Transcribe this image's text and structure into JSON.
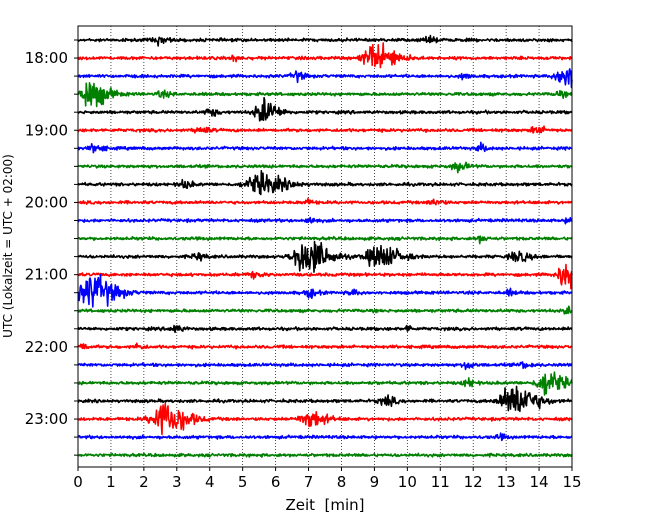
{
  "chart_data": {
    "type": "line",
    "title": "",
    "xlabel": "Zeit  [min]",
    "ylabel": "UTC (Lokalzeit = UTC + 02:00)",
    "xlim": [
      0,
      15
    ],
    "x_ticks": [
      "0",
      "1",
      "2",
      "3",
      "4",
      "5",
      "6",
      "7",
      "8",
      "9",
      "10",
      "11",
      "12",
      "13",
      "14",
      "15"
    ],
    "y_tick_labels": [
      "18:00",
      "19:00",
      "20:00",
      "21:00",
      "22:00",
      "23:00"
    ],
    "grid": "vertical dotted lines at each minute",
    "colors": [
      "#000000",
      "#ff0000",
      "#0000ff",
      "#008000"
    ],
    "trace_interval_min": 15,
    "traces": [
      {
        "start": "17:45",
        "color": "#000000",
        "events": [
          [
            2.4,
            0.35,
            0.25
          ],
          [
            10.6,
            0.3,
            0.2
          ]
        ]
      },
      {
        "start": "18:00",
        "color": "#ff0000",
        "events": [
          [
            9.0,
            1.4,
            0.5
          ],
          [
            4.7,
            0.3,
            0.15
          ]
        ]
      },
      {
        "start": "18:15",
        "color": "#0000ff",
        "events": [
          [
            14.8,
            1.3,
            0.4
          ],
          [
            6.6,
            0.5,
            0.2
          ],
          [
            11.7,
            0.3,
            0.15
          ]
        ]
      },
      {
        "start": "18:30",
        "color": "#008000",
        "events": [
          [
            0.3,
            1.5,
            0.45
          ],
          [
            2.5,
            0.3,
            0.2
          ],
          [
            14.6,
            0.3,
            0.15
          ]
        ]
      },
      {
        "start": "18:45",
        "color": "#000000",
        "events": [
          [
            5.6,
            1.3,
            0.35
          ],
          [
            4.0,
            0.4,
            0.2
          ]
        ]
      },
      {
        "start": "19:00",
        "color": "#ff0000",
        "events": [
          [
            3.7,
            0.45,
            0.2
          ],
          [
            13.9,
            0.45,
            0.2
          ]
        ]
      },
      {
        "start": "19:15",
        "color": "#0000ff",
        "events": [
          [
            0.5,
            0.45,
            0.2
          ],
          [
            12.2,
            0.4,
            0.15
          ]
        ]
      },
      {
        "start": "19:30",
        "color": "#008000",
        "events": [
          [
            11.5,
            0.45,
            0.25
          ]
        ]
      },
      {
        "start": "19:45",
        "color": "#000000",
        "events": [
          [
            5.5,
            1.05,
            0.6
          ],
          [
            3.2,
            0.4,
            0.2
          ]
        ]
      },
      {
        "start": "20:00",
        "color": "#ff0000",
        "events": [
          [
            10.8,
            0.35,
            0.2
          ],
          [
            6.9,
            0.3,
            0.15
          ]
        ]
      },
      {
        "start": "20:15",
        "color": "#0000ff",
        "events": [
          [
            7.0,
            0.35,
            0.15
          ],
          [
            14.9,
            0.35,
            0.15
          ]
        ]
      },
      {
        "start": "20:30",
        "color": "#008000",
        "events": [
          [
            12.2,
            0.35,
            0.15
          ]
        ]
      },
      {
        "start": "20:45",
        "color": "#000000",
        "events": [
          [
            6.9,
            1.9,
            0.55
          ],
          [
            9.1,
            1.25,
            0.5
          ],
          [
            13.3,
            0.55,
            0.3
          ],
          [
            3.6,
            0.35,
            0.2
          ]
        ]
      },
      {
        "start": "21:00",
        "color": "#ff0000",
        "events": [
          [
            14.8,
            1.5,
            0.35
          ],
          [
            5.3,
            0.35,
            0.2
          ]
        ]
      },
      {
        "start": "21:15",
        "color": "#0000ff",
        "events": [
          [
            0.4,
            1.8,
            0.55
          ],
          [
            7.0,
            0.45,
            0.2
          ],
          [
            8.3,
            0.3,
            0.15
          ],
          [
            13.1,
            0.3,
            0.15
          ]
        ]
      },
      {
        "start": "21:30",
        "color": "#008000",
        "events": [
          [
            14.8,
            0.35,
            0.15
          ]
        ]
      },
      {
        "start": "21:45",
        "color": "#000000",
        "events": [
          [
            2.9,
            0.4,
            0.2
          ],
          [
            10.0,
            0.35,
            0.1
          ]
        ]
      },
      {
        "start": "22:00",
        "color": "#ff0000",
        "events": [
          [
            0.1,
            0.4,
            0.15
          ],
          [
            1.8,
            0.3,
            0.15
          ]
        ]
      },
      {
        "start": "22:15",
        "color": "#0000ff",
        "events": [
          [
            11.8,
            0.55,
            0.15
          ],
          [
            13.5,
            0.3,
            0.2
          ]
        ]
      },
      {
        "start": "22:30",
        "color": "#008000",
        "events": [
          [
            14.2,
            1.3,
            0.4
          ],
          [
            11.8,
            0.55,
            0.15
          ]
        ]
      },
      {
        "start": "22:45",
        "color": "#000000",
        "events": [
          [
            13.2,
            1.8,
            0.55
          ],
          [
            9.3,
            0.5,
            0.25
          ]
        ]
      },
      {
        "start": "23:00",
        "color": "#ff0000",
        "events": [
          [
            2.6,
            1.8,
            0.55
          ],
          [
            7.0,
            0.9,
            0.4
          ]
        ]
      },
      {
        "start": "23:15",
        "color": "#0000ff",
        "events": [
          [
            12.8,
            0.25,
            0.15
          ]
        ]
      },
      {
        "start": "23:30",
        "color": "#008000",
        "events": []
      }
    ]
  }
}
● ● ●
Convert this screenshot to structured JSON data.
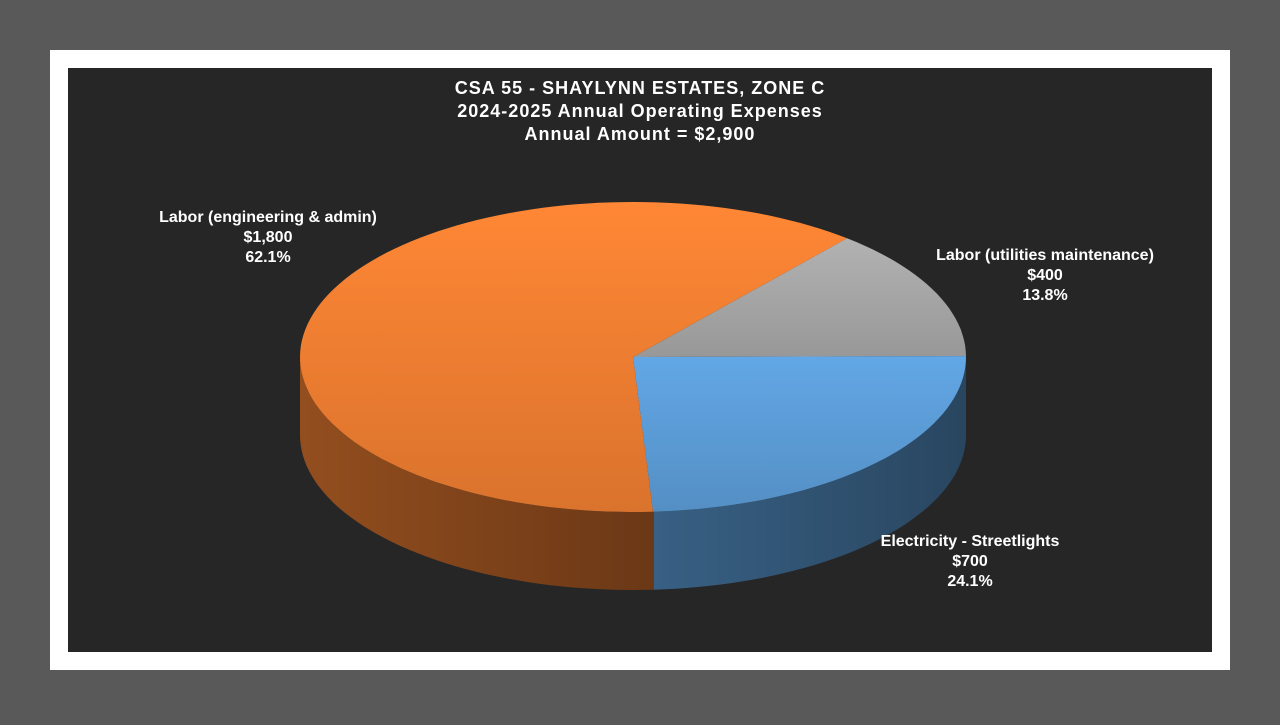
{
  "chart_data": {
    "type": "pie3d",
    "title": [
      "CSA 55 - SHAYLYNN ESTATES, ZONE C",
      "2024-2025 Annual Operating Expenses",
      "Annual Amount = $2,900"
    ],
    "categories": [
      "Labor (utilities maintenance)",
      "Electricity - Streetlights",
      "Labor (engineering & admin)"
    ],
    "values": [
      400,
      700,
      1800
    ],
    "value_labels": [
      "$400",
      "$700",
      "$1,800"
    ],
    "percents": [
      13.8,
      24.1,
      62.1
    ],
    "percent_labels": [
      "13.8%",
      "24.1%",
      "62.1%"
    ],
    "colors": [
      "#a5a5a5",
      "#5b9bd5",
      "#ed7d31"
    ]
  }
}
● ● ●
SET EXERCISE => In the material above, find each line that contains the word "this", and select it.

TASK RESPONSE =>
Transcribe this image's text and structure into JSON.
Convert this screenshot to structured JSON data.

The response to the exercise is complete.